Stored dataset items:
━━━━━━━━

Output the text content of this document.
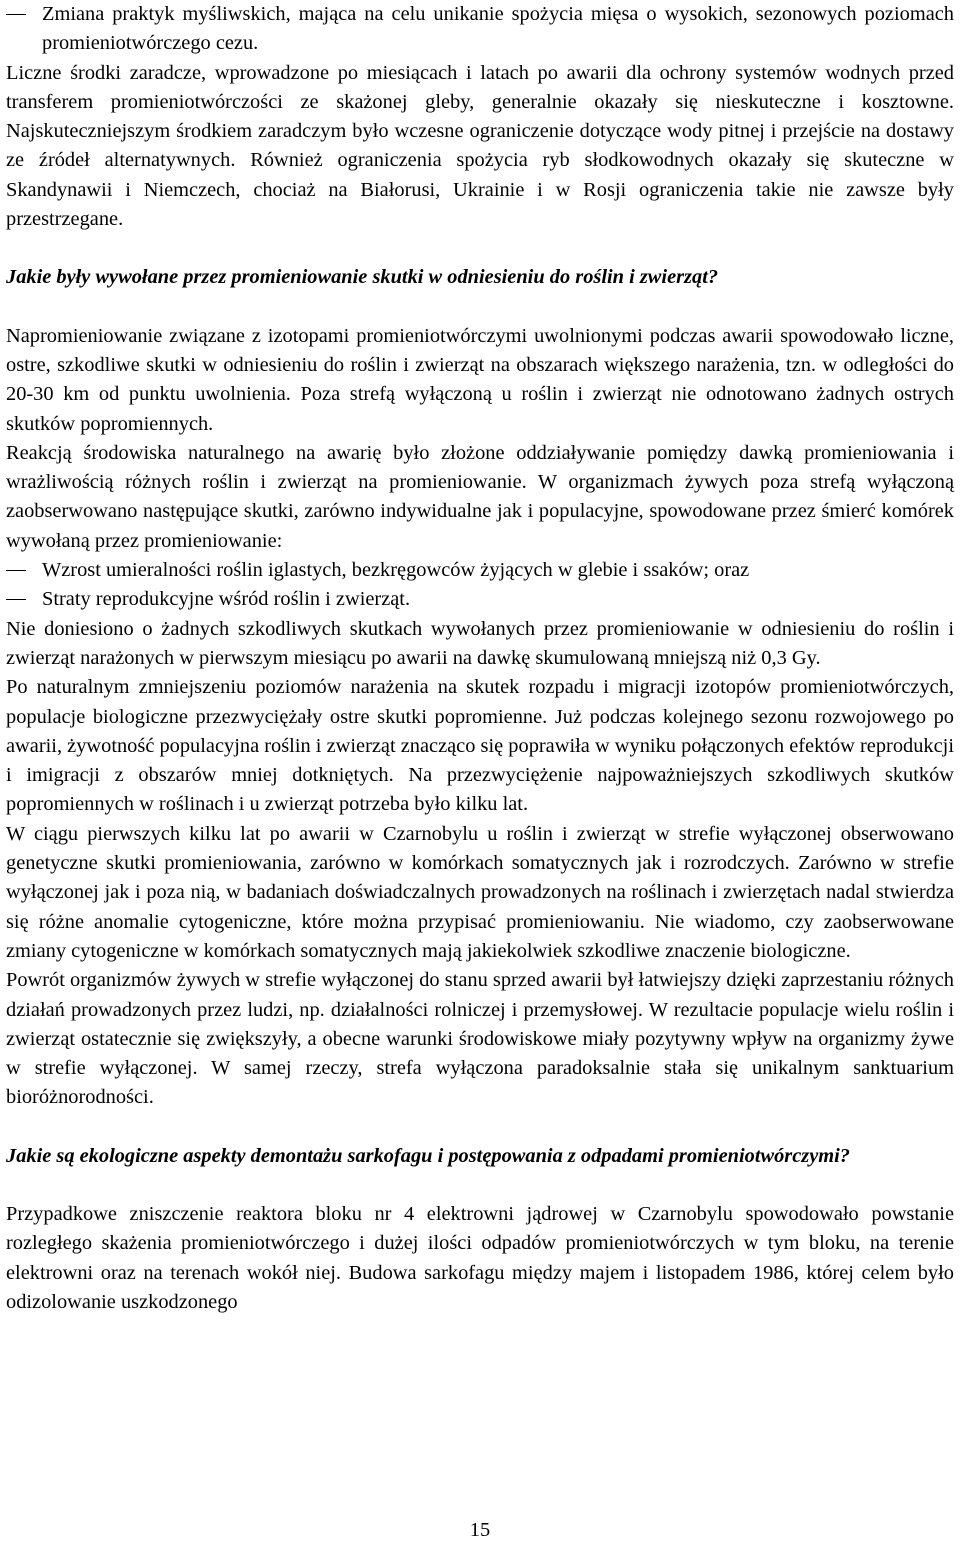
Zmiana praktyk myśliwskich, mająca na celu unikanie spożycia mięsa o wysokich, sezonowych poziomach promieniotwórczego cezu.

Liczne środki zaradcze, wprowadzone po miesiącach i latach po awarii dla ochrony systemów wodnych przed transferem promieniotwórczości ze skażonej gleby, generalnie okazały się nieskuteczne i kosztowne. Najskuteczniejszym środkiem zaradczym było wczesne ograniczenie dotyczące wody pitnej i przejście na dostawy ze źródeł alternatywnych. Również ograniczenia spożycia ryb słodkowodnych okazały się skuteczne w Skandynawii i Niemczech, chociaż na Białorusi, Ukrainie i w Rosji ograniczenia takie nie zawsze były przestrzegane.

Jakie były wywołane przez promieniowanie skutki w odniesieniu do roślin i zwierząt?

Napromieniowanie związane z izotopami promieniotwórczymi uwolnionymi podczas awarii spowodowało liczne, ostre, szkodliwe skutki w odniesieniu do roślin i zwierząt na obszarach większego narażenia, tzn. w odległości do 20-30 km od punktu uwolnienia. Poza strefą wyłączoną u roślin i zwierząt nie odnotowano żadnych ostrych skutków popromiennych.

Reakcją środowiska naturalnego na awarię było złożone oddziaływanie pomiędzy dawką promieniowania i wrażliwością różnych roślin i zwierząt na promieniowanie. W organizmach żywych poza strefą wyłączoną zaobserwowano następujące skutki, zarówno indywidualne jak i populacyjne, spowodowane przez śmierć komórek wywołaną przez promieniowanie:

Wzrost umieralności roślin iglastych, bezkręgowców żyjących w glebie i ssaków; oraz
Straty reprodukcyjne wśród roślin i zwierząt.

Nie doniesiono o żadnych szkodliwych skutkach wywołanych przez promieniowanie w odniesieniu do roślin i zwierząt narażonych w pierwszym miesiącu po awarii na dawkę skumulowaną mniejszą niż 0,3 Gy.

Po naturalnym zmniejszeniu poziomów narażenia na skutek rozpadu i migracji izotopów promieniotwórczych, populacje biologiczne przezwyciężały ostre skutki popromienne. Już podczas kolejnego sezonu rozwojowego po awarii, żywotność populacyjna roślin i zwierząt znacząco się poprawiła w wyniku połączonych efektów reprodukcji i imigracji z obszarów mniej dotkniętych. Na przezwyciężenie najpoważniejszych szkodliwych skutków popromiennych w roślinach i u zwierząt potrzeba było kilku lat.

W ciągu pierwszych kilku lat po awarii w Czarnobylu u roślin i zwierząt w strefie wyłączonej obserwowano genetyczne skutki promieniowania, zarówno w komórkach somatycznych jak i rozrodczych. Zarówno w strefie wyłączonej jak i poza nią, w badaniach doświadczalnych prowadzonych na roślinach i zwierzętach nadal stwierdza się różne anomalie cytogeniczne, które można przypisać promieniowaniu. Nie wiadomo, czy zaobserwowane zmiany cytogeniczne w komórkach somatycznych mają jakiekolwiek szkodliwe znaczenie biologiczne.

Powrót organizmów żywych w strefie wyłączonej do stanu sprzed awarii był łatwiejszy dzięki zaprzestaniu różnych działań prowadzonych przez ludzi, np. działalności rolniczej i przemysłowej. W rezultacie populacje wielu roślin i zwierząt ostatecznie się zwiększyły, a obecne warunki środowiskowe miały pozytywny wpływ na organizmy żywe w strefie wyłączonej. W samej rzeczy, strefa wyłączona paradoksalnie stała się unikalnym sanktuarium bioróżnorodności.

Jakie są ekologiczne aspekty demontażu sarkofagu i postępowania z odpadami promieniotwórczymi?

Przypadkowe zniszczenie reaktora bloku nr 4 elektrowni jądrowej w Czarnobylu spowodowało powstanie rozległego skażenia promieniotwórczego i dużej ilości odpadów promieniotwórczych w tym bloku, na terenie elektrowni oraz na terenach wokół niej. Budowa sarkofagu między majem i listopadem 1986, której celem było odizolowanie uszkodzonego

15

━━━━━━━━

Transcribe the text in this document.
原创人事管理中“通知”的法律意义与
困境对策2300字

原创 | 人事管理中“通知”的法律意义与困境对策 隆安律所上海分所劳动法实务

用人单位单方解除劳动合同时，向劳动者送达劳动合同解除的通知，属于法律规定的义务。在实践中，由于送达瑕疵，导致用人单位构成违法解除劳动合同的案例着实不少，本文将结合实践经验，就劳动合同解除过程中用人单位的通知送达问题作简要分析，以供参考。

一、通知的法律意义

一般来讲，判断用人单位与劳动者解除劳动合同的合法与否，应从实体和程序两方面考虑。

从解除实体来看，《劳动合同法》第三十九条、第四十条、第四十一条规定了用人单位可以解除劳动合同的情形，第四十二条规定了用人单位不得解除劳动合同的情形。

━━━━━━━━

Required work |
Pick out and copy the lines of the material that include the word "spożycia".

Exercise solution |
Zmiana praktyk myśliwskich, mająca na celu unikanie spożycia mięsa o wysokich, sezonowych poziomach promieniotwórczego cezu.
Liczne środki zaradcze, wprowadzone po miesiącach i latach po awarii dla ochrony systemów wodnych przed transferem promieniotwórczości ze skażonej gleby, generalnie okazały się nieskuteczne i kosztowne. Najskuteczniejszym środkiem zaradczym było wczesne ograniczenie dotyczące wody pitnej i przejście na dostawy ze źródeł alternatywnych. Również ograniczenia spożycia ryb słodkowodnych okazały się skuteczne w Skandynawii i Niemczech, chociaż na Białorusi, Ukrainie i w Rosji ograniczenia takie nie zawsze były przestrzegane.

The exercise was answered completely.